Dataset records
··········

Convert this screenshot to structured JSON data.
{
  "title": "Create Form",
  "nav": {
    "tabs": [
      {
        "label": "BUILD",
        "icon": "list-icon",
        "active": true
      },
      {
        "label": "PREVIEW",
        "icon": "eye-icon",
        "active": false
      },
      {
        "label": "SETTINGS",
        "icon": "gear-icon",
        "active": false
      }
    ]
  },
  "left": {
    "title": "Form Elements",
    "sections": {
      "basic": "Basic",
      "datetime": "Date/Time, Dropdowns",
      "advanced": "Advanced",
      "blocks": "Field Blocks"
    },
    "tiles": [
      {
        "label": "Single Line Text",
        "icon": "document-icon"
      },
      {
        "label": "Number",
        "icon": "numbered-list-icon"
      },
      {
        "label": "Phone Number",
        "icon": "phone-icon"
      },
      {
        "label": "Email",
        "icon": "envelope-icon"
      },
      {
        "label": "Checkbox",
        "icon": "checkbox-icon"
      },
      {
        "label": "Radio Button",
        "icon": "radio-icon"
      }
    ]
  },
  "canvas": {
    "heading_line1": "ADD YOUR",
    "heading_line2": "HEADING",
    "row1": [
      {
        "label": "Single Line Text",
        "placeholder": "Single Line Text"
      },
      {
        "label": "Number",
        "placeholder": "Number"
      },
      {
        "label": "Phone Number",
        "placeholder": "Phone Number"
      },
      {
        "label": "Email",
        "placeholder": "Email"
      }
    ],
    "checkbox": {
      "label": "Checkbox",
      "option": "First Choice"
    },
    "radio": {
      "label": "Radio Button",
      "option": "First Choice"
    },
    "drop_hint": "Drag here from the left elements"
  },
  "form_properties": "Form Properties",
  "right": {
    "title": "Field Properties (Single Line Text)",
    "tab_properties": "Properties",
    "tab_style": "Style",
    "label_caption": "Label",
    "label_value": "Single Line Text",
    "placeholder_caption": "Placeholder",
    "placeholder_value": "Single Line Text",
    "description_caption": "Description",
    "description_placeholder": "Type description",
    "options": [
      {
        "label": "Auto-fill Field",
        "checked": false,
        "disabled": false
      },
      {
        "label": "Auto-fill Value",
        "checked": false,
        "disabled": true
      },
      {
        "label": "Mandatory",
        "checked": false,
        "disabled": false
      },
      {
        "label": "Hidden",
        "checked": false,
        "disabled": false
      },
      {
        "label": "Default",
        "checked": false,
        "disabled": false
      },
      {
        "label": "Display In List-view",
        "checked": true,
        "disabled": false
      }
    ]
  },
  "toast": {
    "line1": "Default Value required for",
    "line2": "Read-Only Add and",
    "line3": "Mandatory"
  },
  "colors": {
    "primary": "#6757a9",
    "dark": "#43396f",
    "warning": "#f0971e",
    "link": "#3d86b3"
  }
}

··········

Using the listing above, please repeat every entry exactly.

Convert this screenshot to structured JSON data.
{
  "title": "Create Form",
  "nav": {
    "tabs": [
      {
        "label": "BUILD",
        "icon": "list-icon",
        "active": true
      },
      {
        "label": "PREVIEW",
        "icon": "eye-icon",
        "active": false
      },
      {
        "label": "SETTINGS",
        "icon": "gear-icon",
        "active": false
      }
    ]
  },
  "left": {
    "title": "Form Elements",
    "sections": {
      "basic": "Basic",
      "datetime": "Date/Time, Dropdowns",
      "advanced": "Advanced",
      "blocks": "Field Blocks"
    },
    "tiles": [
      {
        "label": "Single Line Text",
        "icon": "document-icon"
      },
      {
        "label": "Number",
        "icon": "numbered-list-icon"
      },
      {
        "label": "Phone Number",
        "icon": "phone-icon"
      },
      {
        "label": "Email",
        "icon": "envelope-icon"
      },
      {
        "label": "Checkbox",
        "icon": "checkbox-icon"
      },
      {
        "label": "Radio Button",
        "icon": "radio-icon"
      }
    ]
  },
  "canvas": {
    "heading_line1": "ADD YOUR",
    "heading_line2": "HEADING",
    "row1": [
      {
        "label": "Single Line Text",
        "placeholder": "Single Line Text"
      },
      {
        "label": "Number",
        "placeholder": "Number"
      },
      {
        "label": "Phone Number",
        "placeholder": "Phone Number"
      },
      {
        "label": "Email",
        "placeholder": "Email"
      }
    ],
    "checkbox": {
      "label": "Checkbox",
      "option": "First Choice"
    },
    "radio": {
      "label": "Radio Button",
      "option": "First Choice"
    },
    "drop_hint": "Drag here from the left elements"
  },
  "form_properties": "Form Properties",
  "right": {
    "title": "Field Properties (Single Line Text)",
    "tab_properties": "Properties",
    "tab_style": "Style",
    "label_caption": "Label",
    "label_value": "Single Line Text",
    "placeholder_caption": "Placeholder",
    "placeholder_value": "Single Line Text",
    "description_caption": "Description",
    "description_placeholder": "Type description",
    "options": [
      {
        "label": "Auto-fill Field",
        "checked": false,
        "disabled": false
      },
      {
        "label": "Auto-fill Value",
        "checked": false,
        "disabled": true
      },
      {
        "label": "Mandatory",
        "checked": false,
        "disabled": false
      },
      {
        "label": "Hidden",
        "checked": false,
        "disabled": false
      },
      {
        "label": "Default",
        "checked": false,
        "disabled": false
      },
      {
        "label": "Display In List-view",
        "checked": true,
        "disabled": false
      }
    ]
  },
  "toast": {
    "line1": "Default Value required for",
    "line2": "Read-Only Add and",
    "line3": "Mandatory"
  },
  "colors": {
    "primary": "#6757a9",
    "dark": "#43396f",
    "warning": "#f0971e",
    "link": "#3d86b3"
  }
}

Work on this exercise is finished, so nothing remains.